**EXCERPTED TEXT**
— START —

What’s new in this release:
- LongCat Flash parser & Lite – lightning‑fast token streaming (shoutout @kernelpool).
- Kimi‑K2.5 support – tool‑call handling fixed; Kimi models work out‑of‑the‑box.
- MLX bump – upgraded backend for smoother, faster Apple silicon performance.
- Nemotron H config fix – aligns with HuggingFace format → hassle‑free loading.
- MultiLinear quant bug – restored missing `mode` argument; no more crashes during quantization.
- CLI finally live – real command‑line interface (thanks @awniin) plus quick bug fixes.
- Distributed inference – server can now spread work across multiple nodes (big thanks @angeloskath).
- Custom model loading – drop any 🤖 model into the folder; the server auto‑detects it.
- BatchRotatingKVCache default – smarter cache handling in batch mode for faster generation.

— END —

**GIVEN PROBLEM A**
Copy the records word for word, from their first line through the line containing "kryterion-logo: kryterion by", with both of those lines included.

**RECORD EXCERPTS**
— START —

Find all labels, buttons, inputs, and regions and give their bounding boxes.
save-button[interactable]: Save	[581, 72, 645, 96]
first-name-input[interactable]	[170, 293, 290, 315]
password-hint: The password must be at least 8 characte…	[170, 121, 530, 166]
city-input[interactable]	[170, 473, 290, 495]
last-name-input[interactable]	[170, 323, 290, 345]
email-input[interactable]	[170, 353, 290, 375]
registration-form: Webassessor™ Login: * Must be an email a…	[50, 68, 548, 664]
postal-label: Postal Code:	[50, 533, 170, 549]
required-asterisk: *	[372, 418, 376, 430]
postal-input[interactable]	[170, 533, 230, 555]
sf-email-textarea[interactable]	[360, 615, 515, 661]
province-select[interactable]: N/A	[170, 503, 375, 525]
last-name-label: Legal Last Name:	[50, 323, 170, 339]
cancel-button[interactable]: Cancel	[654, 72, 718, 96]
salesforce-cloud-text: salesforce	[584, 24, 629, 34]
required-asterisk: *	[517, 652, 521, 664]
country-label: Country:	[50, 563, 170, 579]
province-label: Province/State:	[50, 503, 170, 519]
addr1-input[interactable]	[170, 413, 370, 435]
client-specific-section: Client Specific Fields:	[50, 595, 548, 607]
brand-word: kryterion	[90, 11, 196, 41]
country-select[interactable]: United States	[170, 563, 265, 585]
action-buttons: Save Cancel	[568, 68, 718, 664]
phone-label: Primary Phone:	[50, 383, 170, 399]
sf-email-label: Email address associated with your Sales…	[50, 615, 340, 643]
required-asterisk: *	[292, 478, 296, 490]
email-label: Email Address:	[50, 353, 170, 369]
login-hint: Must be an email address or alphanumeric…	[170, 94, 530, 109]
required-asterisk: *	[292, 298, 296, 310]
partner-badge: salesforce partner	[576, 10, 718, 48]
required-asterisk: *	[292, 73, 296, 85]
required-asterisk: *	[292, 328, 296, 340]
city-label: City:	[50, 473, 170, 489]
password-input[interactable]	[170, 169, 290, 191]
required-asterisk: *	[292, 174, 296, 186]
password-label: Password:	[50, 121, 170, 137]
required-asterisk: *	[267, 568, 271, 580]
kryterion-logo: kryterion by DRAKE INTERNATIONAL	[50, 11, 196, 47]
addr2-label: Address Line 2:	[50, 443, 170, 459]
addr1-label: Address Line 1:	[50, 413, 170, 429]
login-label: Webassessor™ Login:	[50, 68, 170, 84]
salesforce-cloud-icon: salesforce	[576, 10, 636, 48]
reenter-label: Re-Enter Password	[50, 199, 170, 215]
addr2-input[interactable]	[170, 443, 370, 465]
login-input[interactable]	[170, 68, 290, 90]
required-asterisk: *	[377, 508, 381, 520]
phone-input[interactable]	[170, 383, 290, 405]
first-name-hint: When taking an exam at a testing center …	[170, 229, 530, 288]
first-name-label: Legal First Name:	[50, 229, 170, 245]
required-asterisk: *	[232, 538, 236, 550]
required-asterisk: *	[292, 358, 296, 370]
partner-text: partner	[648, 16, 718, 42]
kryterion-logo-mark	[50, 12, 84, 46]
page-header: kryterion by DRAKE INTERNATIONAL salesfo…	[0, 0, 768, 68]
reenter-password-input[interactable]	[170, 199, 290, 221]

— END —

**GIVEN PROBLEM B**
In the release notes, what can the server now do with distributed inference?

**WRITTEN SOLUTION A**
Find all labels, buttons, inputs, and regions and give their bounding boxes.
save-button[interactable]: Save	[581, 72, 645, 96]
first-name-input[interactable]	[170, 293, 290, 315]
password-hint: The password must be at least 8 characte…	[170, 121, 530, 166]
city-input[interactable]	[170, 473, 290, 495]
last-name-input[interactable]	[170, 323, 290, 345]
email-input[interactable]	[170, 353, 290, 375]
registration-form: Webassessor™ Login: * Must be an email a…	[50, 68, 548, 664]
postal-label: Postal Code:	[50, 533, 170, 549]
required-asterisk: *	[372, 418, 376, 430]
postal-input[interactable]	[170, 533, 230, 555]
sf-email-textarea[interactable]	[360, 615, 515, 661]
province-select[interactable]: N/A	[170, 503, 375, 525]
last-name-label: Legal Last Name:	[50, 323, 170, 339]
cancel-button[interactable]: Cancel	[654, 72, 718, 96]
salesforce-cloud-text: salesforce	[584, 24, 629, 34]
required-asterisk: *	[517, 652, 521, 664]
country-label: Country:	[50, 563, 170, 579]
province-label: Province/State:	[50, 503, 170, 519]
addr1-input[interactable]	[170, 413, 370, 435]
client-specific-section: Client Specific Fields:	[50, 595, 548, 607]
brand-word: kryterion	[90, 11, 196, 41]
country-select[interactable]: United States	[170, 563, 265, 585]
action-buttons: Save Cancel	[568, 68, 718, 664]
phone-label: Primary Phone:	[50, 383, 170, 399]
sf-email-label: Email address associated with your Sales…	[50, 615, 340, 643]
required-asterisk: *	[292, 478, 296, 490]
email-label: Email Address:	[50, 353, 170, 369]
login-hint: Must be an email address or alphanumeric…	[170, 94, 530, 109]
required-asterisk: *	[292, 298, 296, 310]
partner-badge: salesforce partner	[576, 10, 718, 48]
required-asterisk: *	[292, 73, 296, 85]
required-asterisk: *	[292, 328, 296, 340]
city-label: City:	[50, 473, 170, 489]
password-input[interactable]	[170, 169, 290, 191]
required-asterisk: *	[292, 174, 296, 186]
password-label: Password:	[50, 121, 170, 137]
required-asterisk: *	[267, 568, 271, 580]
kryterion-logo: kryterion by DRAKE INTERNATIONAL	[50, 11, 196, 47]

**WRITTEN SOLUTION B**
It can spread work across multiple nodes.